▶ **Task**: Determine the number of lines that contain the word "this", then state that number and nothing more.

▶ **Excerpts from a figure dataset**:
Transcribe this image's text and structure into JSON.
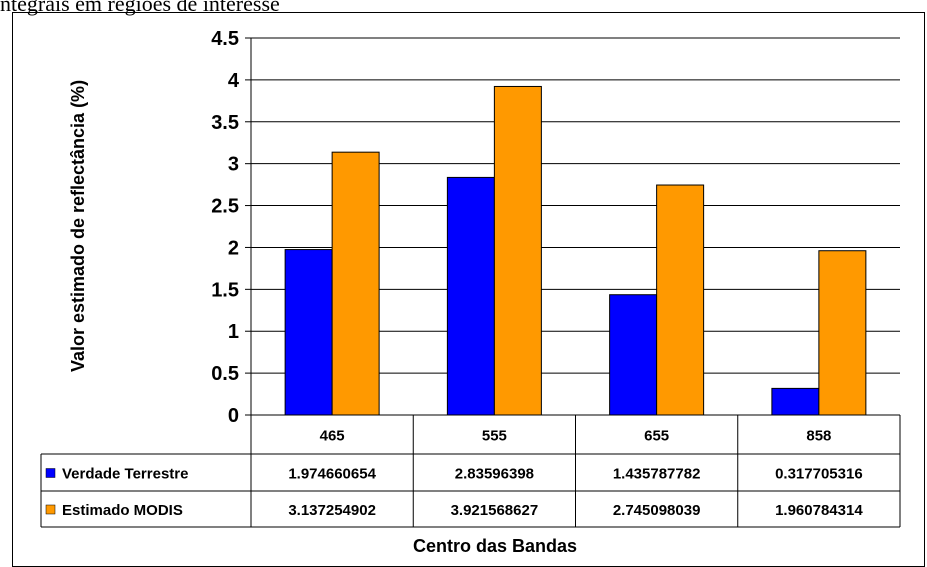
{
  "caption": "ntegrais em regiões de interesse",
  "chart_data": {
    "type": "bar",
    "categories": [
      "465",
      "555",
      "655",
      "858"
    ],
    "series": [
      {
        "name": "Verdade Terrestre",
        "color": "#0000ff",
        "values": [
          1.974660654,
          2.83596398,
          1.435787782,
          0.317705316
        ],
        "labels": [
          "1.974660654",
          "2.83596398",
          "1.435787782",
          "0.317705316"
        ]
      },
      {
        "name": "Estimado MODIS",
        "color": "#ff9900",
        "values": [
          3.137254902,
          3.921568627,
          2.745098039,
          1.960784314
        ],
        "labels": [
          "3.137254902",
          "3.921568627",
          "2.745098039",
          "1.960784314"
        ]
      }
    ],
    "yticks": [
      "0",
      "0.5",
      "1",
      "1.5",
      "2",
      "2.5",
      "3",
      "3.5",
      "4",
      "4.5"
    ],
    "ylim": [
      0,
      4.5
    ],
    "xlabel": "Centro das Bandas",
    "ylabel": "Valor estimado de reflectância (%)",
    "grid": true,
    "legend": "data-table-left"
  }
}
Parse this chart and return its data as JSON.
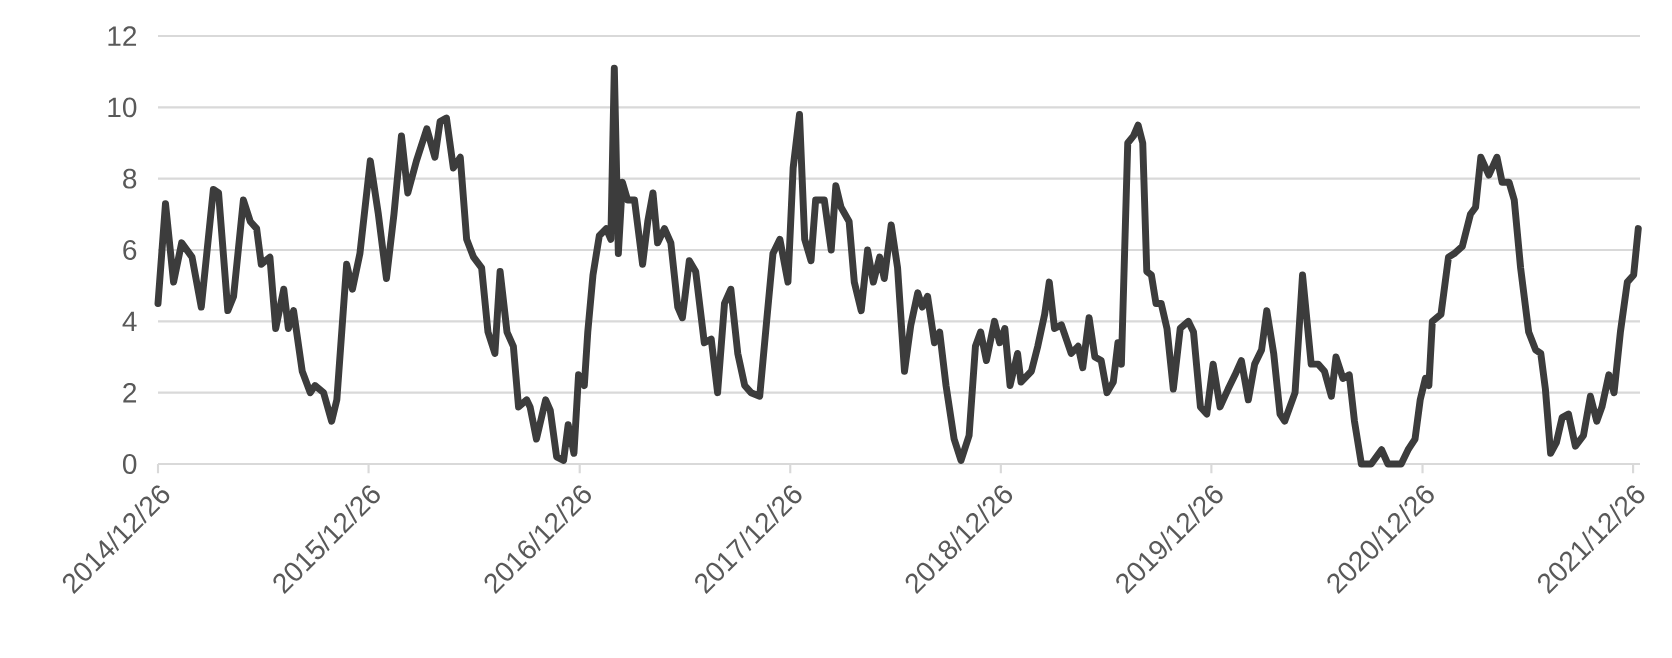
{
  "chart_data": {
    "type": "line",
    "color": "#3c3c3c",
    "grid": "y",
    "x": [
      "2014-12-26",
      "2015-01-08",
      "2015-01-22",
      "2015-02-05",
      "2015-02-23",
      "2015-03-11",
      "2015-04-01",
      "2015-04-10",
      "2015-04-26",
      "2015-05-06",
      "2015-05-23",
      "2015-06-04",
      "2015-06-15",
      "2015-06-23",
      "2015-07-08",
      "2015-07-18",
      "2015-08-01",
      "2015-08-09",
      "2015-08-18",
      "2015-09-02",
      "2015-09-16",
      "2015-09-24",
      "2015-10-09",
      "2015-10-23",
      "2015-11-01",
      "2015-11-18",
      "2015-11-28",
      "2015-12-11",
      "2015-12-29",
      "2016-01-12",
      "2016-01-26",
      "2016-02-08",
      "2016-02-21",
      "2016-03-03",
      "2016-03-18",
      "2016-04-05",
      "2016-04-19",
      "2016-04-28",
      "2016-05-09",
      "2016-05-21",
      "2016-06-02",
      "2016-06-13",
      "2016-06-25",
      "2016-07-09",
      "2016-07-20",
      "2016-08-01",
      "2016-08-10",
      "2016-08-22",
      "2016-09-02",
      "2016-09-11",
      "2016-09-25",
      "2016-10-01",
      "2016-10-12",
      "2016-10-28",
      "2016-11-05",
      "2016-11-16",
      "2016-11-28",
      "2016-12-06",
      "2016-12-16",
      "2016-12-24",
      "2017-01-03",
      "2017-01-09",
      "2017-01-18",
      "2017-01-29",
      "2017-02-10",
      "2017-02-18",
      "2017-02-24",
      "2017-03-03",
      "2017-03-10",
      "2017-03-19",
      "2017-03-31",
      "2017-04-14",
      "2017-04-23",
      "2017-05-02",
      "2017-05-10",
      "2017-05-22",
      "2017-06-02",
      "2017-06-14",
      "2017-06-22",
      "2017-07-04",
      "2017-07-15",
      "2017-07-30",
      "2017-08-11",
      "2017-08-22",
      "2017-09-03",
      "2017-09-14",
      "2017-09-26",
      "2017-10-08",
      "2017-10-19",
      "2017-11-03",
      "2017-11-15",
      "2017-11-26",
      "2017-12-08",
      "2017-12-22",
      "2017-12-31",
      "2018-01-11",
      "2018-01-20",
      "2018-01-31",
      "2018-02-08",
      "2018-02-23",
      "2018-03-07",
      "2018-03-15",
      "2018-03-24",
      "2018-04-07",
      "2018-04-16",
      "2018-04-28",
      "2018-05-09",
      "2018-05-19",
      "2018-05-30",
      "2018-06-07",
      "2018-06-19",
      "2018-06-30",
      "2018-07-12",
      "2018-07-23",
      "2018-08-04",
      "2018-08-12",
      "2018-08-21",
      "2018-09-02",
      "2018-09-11",
      "2018-09-22",
      "2018-10-06",
      "2018-10-18",
      "2018-11-01",
      "2018-11-12",
      "2018-11-21",
      "2018-12-01",
      "2018-12-15",
      "2018-12-24",
      "2019-01-02",
      "2019-01-11",
      "2019-01-24",
      "2019-01-30",
      "2019-02-17",
      "2019-02-28",
      "2019-03-12",
      "2019-03-20",
      "2019-03-29",
      "2019-04-10",
      "2019-04-27",
      "2019-05-09",
      "2019-05-17",
      "2019-05-28",
      "2019-06-07",
      "2019-06-18",
      "2019-06-28",
      "2019-07-09",
      "2019-07-17",
      "2019-07-23",
      "2019-08-03",
      "2019-08-13",
      "2019-08-21",
      "2019-08-29",
      "2019-09-05",
      "2019-09-13",
      "2019-09-21",
      "2019-09-30",
      "2019-10-10",
      "2019-10-21",
      "2019-11-02",
      "2019-11-16",
      "2019-11-25",
      "2019-12-07",
      "2019-12-18",
      "2019-12-29",
      "2020-01-10",
      "2020-01-24",
      "2020-02-05",
      "2020-02-16",
      "2020-02-28",
      "2020-03-10",
      "2020-03-22",
      "2020-03-31",
      "2020-04-12",
      "2020-04-23",
      "2020-05-01",
      "2020-05-19",
      "2020-06-01",
      "2020-06-16",
      "2020-06-28",
      "2020-07-09",
      "2020-07-21",
      "2020-07-29",
      "2020-08-10",
      "2020-08-21",
      "2020-08-30",
      "2020-09-11",
      "2020-09-28",
      "2020-10-16",
      "2020-10-27",
      "2020-11-19",
      "2020-12-01",
      "2020-12-13",
      "2020-12-22",
      "2020-12-31",
      "2021-01-06",
      "2021-01-12",
      "2021-01-27",
      "2021-02-09",
      "2021-02-19",
      "2021-03-05",
      "2021-03-19",
      "2021-03-28",
      "2021-04-06",
      "2021-04-20",
      "2021-05-04",
      "2021-05-13",
      "2021-05-25",
      "2021-06-03",
      "2021-06-14",
      "2021-06-28",
      "2021-07-10",
      "2021-07-19",
      "2021-07-27",
      "2021-08-05",
      "2021-08-15",
      "2021-08-25",
      "2021-09-05",
      "2021-09-17",
      "2021-10-01",
      "2021-10-13",
      "2021-10-24",
      "2021-11-02",
      "2021-11-14",
      "2021-11-23",
      "2021-12-04",
      "2021-12-16",
      "2021-12-27",
      "2022-01-04"
    ],
    "values": [
      4.5,
      7.3,
      5.1,
      6.2,
      5.8,
      4.4,
      7.7,
      7.6,
      4.3,
      4.7,
      7.4,
      6.8,
      6.6,
      5.6,
      5.8,
      3.8,
      4.9,
      3.8,
      4.3,
      2.6,
      2.0,
      2.2,
      2.0,
      1.2,
      1.8,
      5.6,
      4.9,
      5.9,
      8.5,
      7.0,
      5.2,
      7.0,
      9.2,
      7.6,
      8.5,
      9.4,
      8.6,
      9.6,
      9.7,
      8.3,
      8.6,
      6.3,
      5.8,
      5.5,
      3.7,
      3.1,
      5.4,
      3.7,
      3.3,
      1.6,
      1.8,
      1.6,
      0.7,
      1.8,
      1.5,
      0.2,
      0.1,
      1.1,
      0.3,
      2.5,
      2.2,
      3.7,
      5.3,
      6.4,
      6.6,
      6.3,
      11.1,
      5.9,
      7.9,
      7.4,
      7.4,
      5.6,
      6.8,
      7.6,
      6.2,
      6.6,
      6.2,
      4.4,
      4.1,
      5.7,
      5.4,
      3.4,
      3.5,
      2.0,
      4.5,
      4.9,
      3.1,
      2.2,
      2.0,
      1.9,
      4.0,
      5.9,
      6.3,
      5.1,
      8.3,
      9.8,
      6.3,
      5.7,
      7.4,
      7.4,
      6.0,
      7.8,
      7.2,
      6.8,
      5.1,
      4.3,
      6.0,
      5.1,
      5.8,
      5.2,
      6.7,
      5.5,
      2.6,
      3.9,
      4.8,
      4.4,
      4.7,
      3.4,
      3.7,
      2.2,
      0.7,
      0.1,
      0.8,
      3.3,
      3.7,
      2.9,
      4.0,
      3.4,
      3.8,
      2.2,
      3.1,
      2.3,
      2.6,
      3.3,
      4.2,
      5.1,
      3.8,
      3.9,
      3.1,
      3.3,
      2.7,
      4.1,
      3.0,
      2.9,
      2.0,
      2.3,
      3.4,
      2.8,
      9.0,
      9.2,
      9.5,
      9.0,
      5.4,
      5.3,
      4.5,
      4.5,
      3.8,
      2.1,
      3.8,
      4.0,
      3.7,
      1.6,
      1.4,
      2.8,
      1.6,
      2.1,
      2.5,
      2.9,
      1.8,
      2.8,
      3.2,
      4.3,
      3.1,
      1.4,
      1.2,
      2.0,
      5.3,
      2.8,
      2.8,
      2.6,
      1.9,
      3.0,
      2.4,
      2.5,
      1.2,
      0,
      0,
      0.4,
      0,
      0,
      0.4,
      0.7,
      1.8,
      2.4,
      2.2,
      4.0,
      4.2,
      5.8,
      5.9,
      6.1,
      7.0,
      7.2,
      8.6,
      8.1,
      8.6,
      7.9,
      7.9,
      7.4,
      5.5,
      3.7,
      3.2,
      3.1,
      2.1,
      0.3,
      0.6,
      1.3,
      1.4,
      0.5,
      0.8,
      1.9,
      1.2,
      1.6,
      2.5,
      2.0,
      3.7,
      5.1,
      5.3,
      6.6
    ],
    "xlim": [
      "2014-12-26",
      "2022-01-07"
    ],
    "xticks": [
      {
        "value": "2014-12-26",
        "label": "2014/12/26"
      },
      {
        "value": "2015-12-26",
        "label": "2015/12/26"
      },
      {
        "value": "2016-12-26",
        "label": "2016/12/26"
      },
      {
        "value": "2017-12-26",
        "label": "2017/12/26"
      },
      {
        "value": "2018-12-26",
        "label": "2018/12/26"
      },
      {
        "value": "2019-12-26",
        "label": "2019/12/26"
      },
      {
        "value": "2020-12-26",
        "label": "2020/12/26"
      },
      {
        "value": "2021-12-26",
        "label": "2021/12/26"
      }
    ],
    "ylim": [
      0,
      12
    ],
    "yticks": [
      0,
      2,
      4,
      6,
      8,
      10,
      12
    ]
  }
}
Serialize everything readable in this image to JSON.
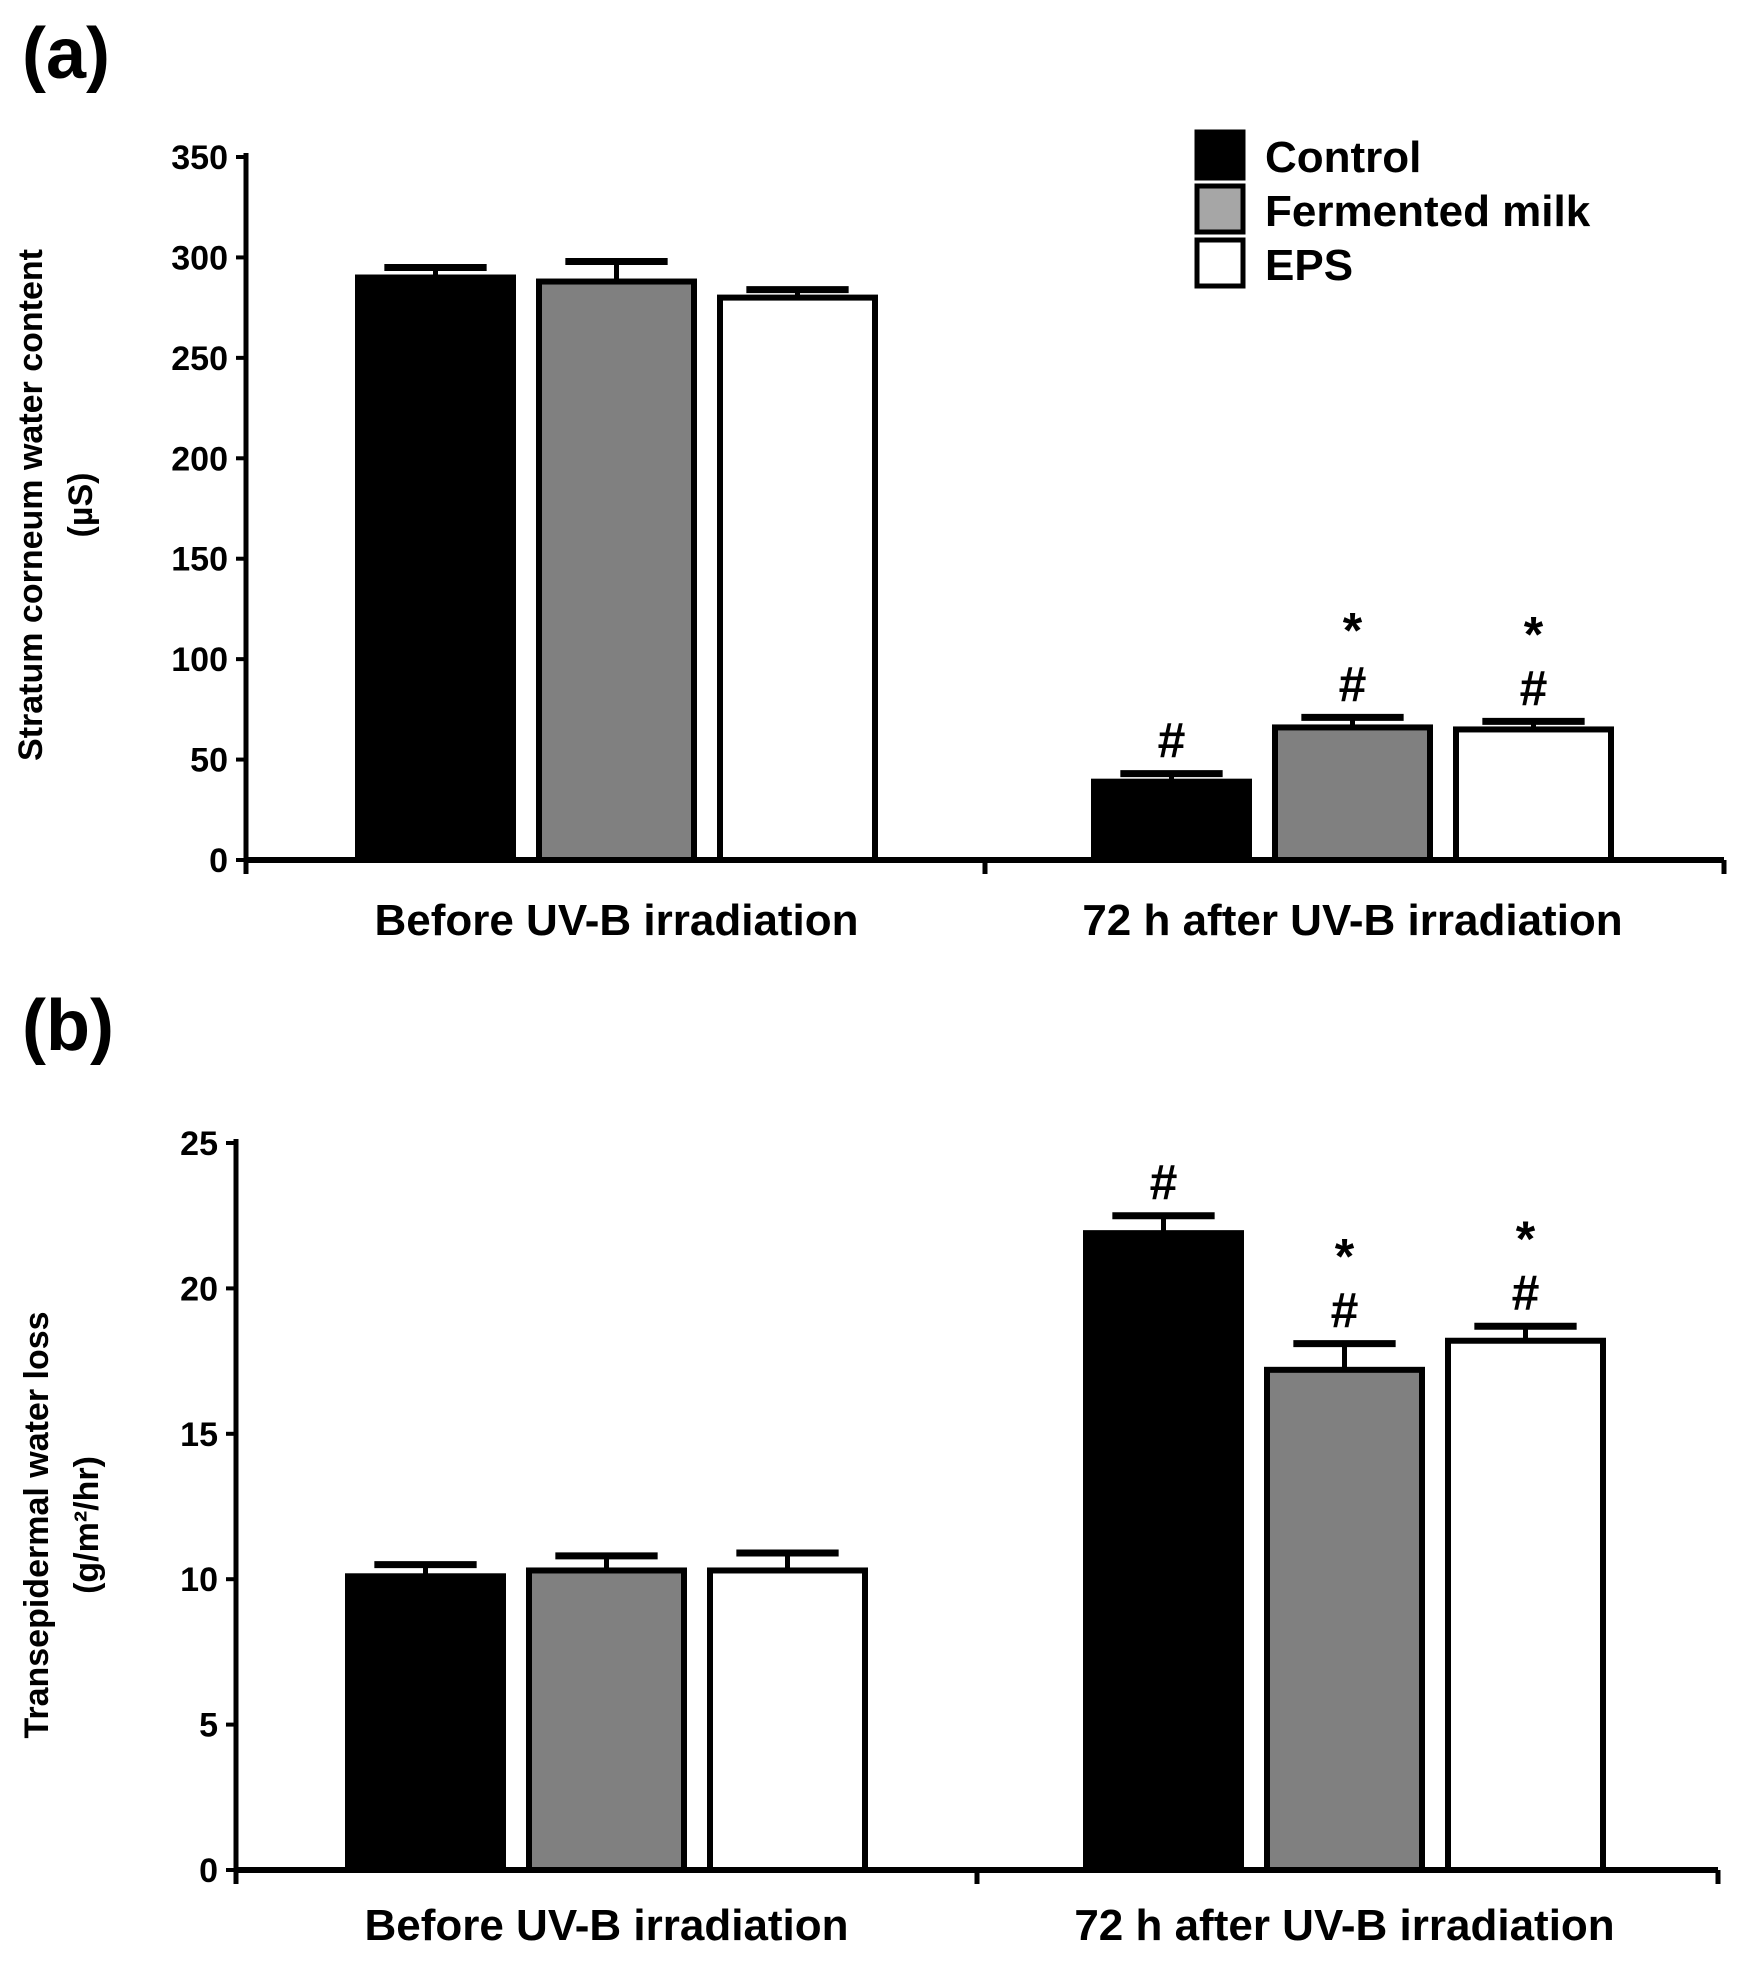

▶ **Result**: 3